ACTIONS TO TAKE>
1. Give again, word for word, the part of the post on festival greetings starting with "The best interpretation" and going on through "is a stereotype.".
2. In the post on festival greetings, what does the changing of the sacred thread on Avani Avittam mark?
** Begin QUOTED TEXT **
Wednesday, August 30, 2023

For the threads that bind...


 

On the threads that bind…

Happy xxxx is a greeting often seen in social media, and today’s feed was no different. A day spent to honest materials research under a hot shop floor with cutting edge materials and a data logging laptop was interrupted with a happy Onam. Yes happy Oman I messaged back. Happy namo came another response. Sure he is I thought and got back to work. The day done; a cool Uber took me to an air-conditioned metro which took me to Chennai central.  Happy Onam the lady greeted to someone over the phone. That done her phone with a Jesus Saves as the DP buzzed, her tone was more than a tad respectful. What did you eat? Was the Avial OK? He is on a call, right? I will take a metro and come home. Not to worry. Ah. Ah. Sure. Thanks. Tomorrow is Avani Avittam? Oh yeah. Are we going to make payasam? Sure. The person next to me was juggling cultures and schedules. Unfettered by healthy diet, I waved out when ice-cream vendor passed by, cutlets, avoided cold dosas with rivers of chutney and dozed off. My school group buzzed. There was an argument between free speech loving American desis and anti-preached desis. Happy Raksha  bandhan and happy Avani Avittam said another thread. While these are well intentioned events, with the former supporting some interaction between genders when it was all frowned upon, while the latter is a brahmin male’s ritual committing to learning and piety, marked by the changing of sacred thread, to mark  the  retrieval of Vedas stolen by demons back to Brahma – however this tradition excludes women and men who are not brahmins by birth.  Hence the debate, to put it mildly.

The best interpretation of the Raksha Bandhan is that women are vulnerable, and the men protect them tying what is a platonic knot symbolised in the form of a thread. Who are they protected from? The nameless underworld? A frustrated lumpen? Or those who belong to any other? And why not the other way round. The men who are vulnerable to myriad pressures, including being robbed, mugged, cyber duped? I That only the males offer protection is a stereotype.
** End QUOTED TEXT **
** Begin EXTRACTED DATA **
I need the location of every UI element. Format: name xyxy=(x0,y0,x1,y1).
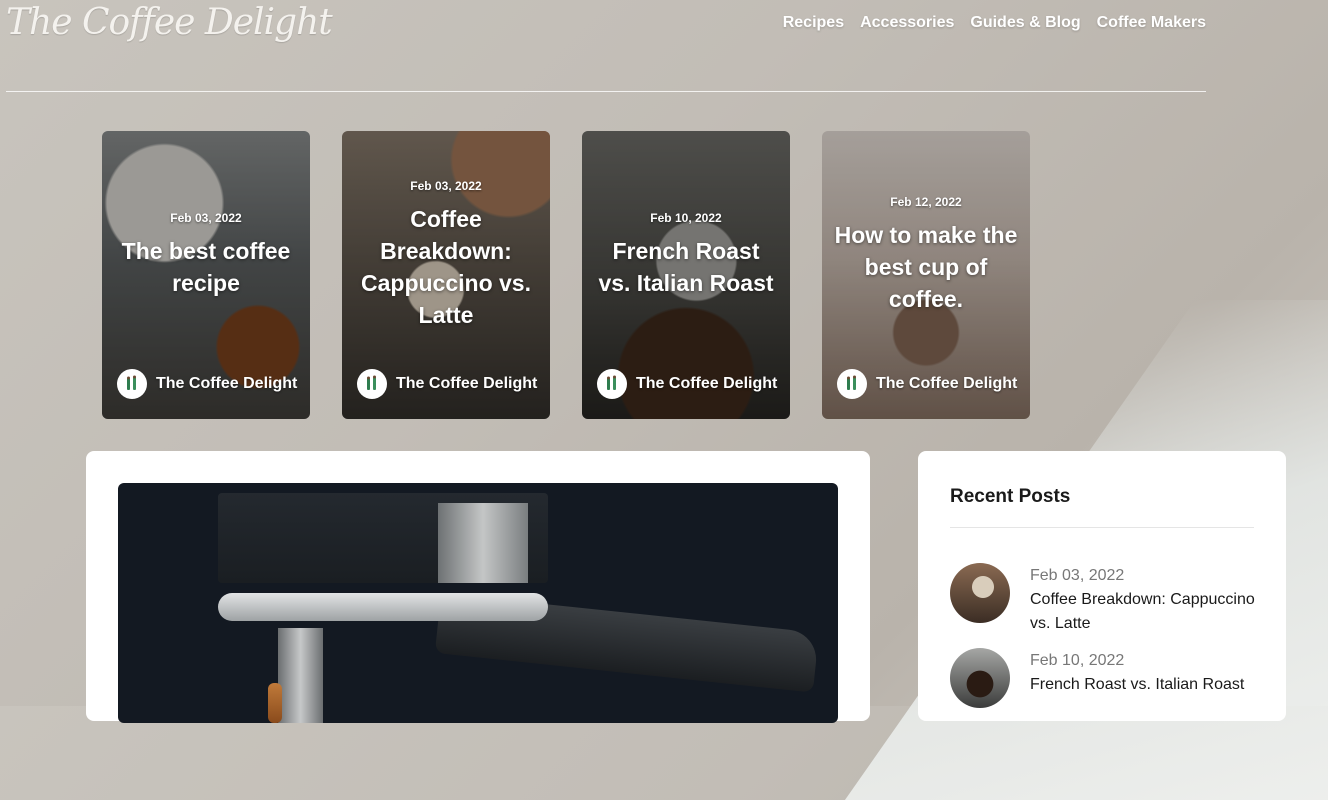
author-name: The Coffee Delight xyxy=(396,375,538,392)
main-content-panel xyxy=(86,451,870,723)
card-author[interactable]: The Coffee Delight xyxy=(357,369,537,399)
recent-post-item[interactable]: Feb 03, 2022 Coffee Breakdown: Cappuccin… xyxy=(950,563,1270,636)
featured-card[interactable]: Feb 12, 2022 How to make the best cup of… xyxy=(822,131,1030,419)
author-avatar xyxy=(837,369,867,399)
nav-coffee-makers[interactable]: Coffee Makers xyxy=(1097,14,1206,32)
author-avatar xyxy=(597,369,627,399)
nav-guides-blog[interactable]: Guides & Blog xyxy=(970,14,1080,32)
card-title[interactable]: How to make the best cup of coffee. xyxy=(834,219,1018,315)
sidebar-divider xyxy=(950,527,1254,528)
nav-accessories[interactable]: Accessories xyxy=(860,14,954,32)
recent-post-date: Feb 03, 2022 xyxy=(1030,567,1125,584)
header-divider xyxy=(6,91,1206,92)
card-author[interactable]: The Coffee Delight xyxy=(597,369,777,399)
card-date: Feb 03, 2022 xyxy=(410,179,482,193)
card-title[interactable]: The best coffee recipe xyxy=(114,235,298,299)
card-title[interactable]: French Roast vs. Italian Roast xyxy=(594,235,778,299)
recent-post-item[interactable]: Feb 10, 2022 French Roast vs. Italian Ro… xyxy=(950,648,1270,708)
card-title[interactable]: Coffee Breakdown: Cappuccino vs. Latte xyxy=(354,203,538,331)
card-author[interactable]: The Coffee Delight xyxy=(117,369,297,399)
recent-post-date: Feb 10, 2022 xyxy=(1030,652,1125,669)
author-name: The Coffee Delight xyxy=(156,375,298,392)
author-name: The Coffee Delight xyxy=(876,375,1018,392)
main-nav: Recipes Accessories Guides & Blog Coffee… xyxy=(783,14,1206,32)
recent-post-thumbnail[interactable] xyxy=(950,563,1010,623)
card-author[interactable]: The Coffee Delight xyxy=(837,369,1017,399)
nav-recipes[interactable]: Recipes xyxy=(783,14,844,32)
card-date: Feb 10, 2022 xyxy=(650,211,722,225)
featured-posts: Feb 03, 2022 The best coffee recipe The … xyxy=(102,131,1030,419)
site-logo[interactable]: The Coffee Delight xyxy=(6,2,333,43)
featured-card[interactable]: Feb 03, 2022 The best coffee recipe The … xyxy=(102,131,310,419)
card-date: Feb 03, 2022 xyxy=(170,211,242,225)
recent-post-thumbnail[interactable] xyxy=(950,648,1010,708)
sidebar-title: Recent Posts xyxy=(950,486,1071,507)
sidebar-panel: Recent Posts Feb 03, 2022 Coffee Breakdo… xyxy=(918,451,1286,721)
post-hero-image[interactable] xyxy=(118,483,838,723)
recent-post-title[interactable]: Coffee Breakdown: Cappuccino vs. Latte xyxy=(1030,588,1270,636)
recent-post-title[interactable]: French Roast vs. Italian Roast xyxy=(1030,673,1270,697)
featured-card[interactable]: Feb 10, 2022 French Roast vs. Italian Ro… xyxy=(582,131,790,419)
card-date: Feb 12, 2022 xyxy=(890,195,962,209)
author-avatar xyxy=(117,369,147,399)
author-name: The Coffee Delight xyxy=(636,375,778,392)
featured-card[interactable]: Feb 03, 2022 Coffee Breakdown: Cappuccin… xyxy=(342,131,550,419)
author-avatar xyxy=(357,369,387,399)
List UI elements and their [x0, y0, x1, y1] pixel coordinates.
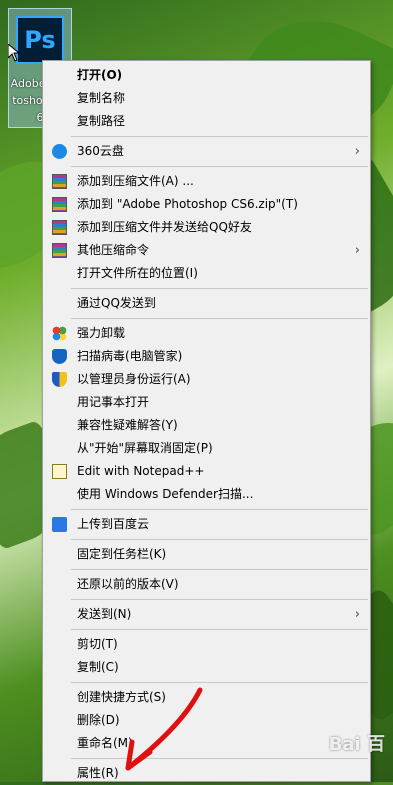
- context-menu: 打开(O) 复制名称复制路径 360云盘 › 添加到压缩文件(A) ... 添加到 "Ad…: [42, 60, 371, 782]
** End EXTRACTED DATA **
RESPONSES BY TASK>
1.
The best interpretation of the Raksha Bandhan is that women are vulnerable, and the men protect them tying what is a platonic knot symbolised in the form of a thread. Who are they protected from? The nameless underworld? A frustrated lumpen? Or those who belong to any other? And why not the other way round. The men who are vulnerable to myriad pressures, including being robbed, mugged, cyber duped? I That only the males offer protection is a stereotype.

2. It marks the retrieval of the Vedas, stolen by demons, back to Brahma.